Count lines with "type" in them. Report only the total.

■ **Rows**:
- - - - -
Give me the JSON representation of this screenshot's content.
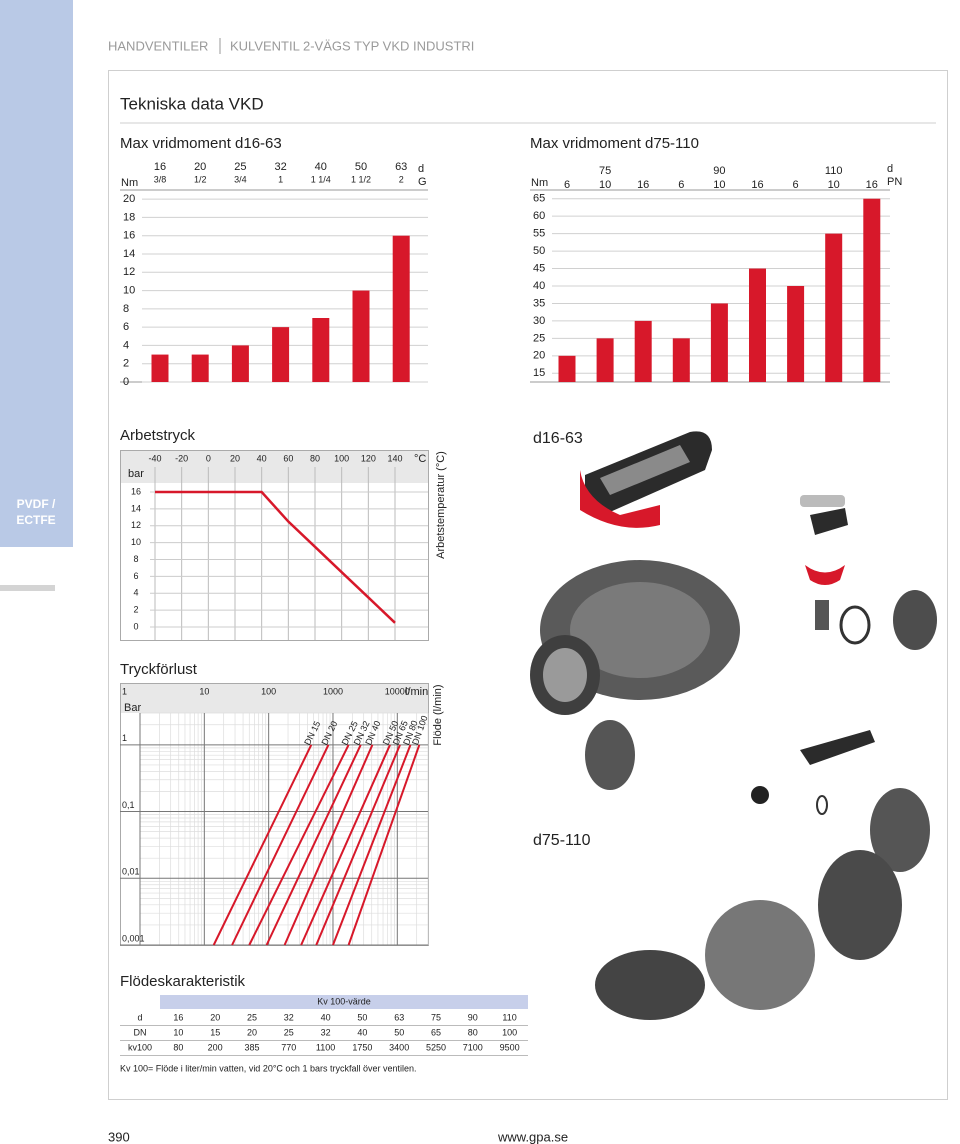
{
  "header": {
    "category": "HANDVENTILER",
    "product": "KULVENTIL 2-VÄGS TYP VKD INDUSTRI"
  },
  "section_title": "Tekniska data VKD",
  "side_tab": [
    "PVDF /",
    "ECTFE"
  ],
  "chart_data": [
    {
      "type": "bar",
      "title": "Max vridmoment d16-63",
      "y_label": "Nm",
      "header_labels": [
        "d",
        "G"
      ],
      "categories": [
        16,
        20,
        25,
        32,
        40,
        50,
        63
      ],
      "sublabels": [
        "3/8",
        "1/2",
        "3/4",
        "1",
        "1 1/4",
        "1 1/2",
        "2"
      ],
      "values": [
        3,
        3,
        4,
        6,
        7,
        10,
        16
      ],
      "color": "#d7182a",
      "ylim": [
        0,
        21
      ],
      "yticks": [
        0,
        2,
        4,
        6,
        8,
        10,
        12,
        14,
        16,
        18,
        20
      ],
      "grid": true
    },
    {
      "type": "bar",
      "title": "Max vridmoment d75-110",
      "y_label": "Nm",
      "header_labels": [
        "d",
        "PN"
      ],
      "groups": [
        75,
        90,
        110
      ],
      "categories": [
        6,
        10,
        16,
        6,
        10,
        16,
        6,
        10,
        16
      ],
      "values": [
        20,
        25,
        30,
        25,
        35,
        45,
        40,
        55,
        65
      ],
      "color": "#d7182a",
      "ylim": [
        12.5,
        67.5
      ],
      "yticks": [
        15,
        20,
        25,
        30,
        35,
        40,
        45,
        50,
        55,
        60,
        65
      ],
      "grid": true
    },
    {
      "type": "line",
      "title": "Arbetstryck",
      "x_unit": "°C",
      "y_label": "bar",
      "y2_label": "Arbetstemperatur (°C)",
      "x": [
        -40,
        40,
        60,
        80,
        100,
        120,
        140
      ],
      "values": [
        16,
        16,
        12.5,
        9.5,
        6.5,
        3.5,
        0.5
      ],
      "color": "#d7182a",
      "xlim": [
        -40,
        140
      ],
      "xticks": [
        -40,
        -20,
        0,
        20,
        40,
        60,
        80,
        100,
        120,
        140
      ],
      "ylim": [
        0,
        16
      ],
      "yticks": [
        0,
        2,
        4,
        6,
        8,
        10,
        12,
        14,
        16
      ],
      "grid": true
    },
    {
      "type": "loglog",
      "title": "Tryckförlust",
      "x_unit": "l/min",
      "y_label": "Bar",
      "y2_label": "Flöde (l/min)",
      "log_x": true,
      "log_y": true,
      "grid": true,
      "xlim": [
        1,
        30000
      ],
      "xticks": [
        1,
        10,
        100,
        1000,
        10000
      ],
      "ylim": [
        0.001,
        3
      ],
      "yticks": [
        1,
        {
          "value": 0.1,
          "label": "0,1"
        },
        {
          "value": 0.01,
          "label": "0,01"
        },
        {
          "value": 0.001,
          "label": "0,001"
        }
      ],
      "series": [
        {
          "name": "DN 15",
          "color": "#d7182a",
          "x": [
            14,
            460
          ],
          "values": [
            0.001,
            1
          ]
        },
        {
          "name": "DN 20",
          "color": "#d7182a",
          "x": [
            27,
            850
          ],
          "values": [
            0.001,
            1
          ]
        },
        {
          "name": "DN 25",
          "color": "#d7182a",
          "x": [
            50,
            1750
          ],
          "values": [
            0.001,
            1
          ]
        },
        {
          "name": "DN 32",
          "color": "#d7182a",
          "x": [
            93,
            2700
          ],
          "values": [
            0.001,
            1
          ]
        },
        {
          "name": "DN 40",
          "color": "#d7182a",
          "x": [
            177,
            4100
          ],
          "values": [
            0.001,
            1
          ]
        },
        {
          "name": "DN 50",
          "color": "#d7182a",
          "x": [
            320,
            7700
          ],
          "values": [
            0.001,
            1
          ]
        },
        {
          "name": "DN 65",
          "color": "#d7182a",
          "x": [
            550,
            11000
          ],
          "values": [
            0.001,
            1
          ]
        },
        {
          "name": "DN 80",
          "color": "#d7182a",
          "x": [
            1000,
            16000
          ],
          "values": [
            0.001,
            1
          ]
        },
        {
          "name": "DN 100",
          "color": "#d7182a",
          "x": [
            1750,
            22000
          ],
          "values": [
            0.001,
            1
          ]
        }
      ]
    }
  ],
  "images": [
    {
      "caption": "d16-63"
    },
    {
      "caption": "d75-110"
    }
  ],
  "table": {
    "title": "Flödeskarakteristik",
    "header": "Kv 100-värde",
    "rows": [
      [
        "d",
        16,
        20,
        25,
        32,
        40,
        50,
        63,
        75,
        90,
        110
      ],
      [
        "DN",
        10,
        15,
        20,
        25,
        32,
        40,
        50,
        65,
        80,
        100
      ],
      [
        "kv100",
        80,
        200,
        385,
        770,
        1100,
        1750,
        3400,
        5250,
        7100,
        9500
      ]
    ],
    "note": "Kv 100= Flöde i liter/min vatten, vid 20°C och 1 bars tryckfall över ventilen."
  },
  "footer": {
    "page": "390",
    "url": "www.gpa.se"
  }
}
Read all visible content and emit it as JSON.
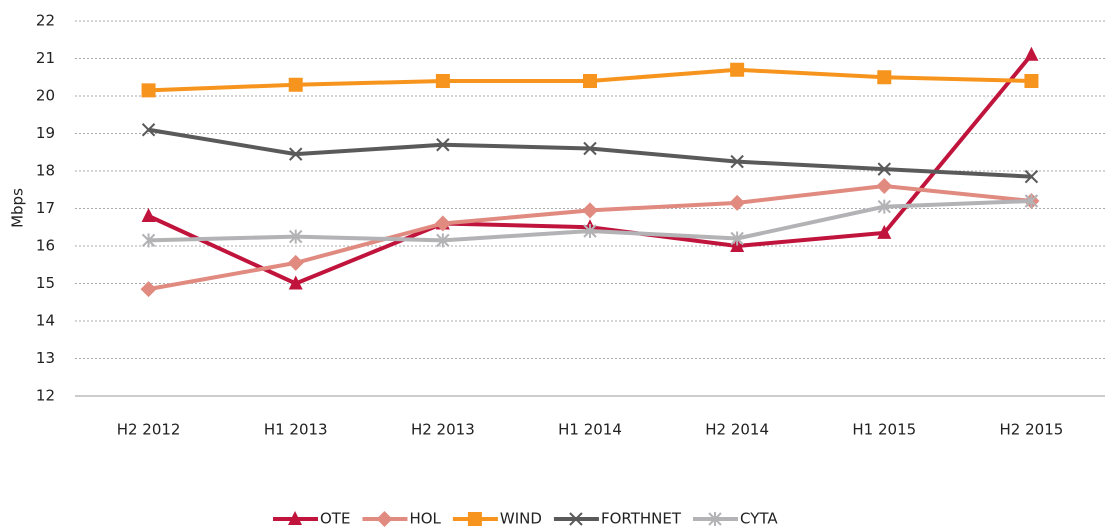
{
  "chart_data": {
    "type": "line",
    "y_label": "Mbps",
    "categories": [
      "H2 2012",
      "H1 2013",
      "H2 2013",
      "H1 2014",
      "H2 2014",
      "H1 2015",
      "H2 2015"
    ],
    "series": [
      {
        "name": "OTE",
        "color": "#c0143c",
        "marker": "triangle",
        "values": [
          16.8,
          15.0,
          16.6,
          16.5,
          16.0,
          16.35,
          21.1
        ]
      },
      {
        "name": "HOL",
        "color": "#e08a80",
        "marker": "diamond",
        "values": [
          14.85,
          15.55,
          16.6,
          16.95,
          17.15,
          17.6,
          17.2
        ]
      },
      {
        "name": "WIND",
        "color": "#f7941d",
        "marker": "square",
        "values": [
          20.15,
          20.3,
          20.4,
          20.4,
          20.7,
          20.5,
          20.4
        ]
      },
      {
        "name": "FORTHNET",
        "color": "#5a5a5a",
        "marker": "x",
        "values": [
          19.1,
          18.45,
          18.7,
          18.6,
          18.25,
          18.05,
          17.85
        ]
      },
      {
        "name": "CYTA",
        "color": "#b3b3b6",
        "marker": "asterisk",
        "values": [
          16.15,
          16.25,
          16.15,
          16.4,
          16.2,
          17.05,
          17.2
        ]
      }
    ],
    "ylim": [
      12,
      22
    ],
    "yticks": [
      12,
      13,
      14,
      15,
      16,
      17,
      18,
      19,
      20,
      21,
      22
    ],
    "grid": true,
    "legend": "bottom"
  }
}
- - - - -
■ **Exercise response**: 5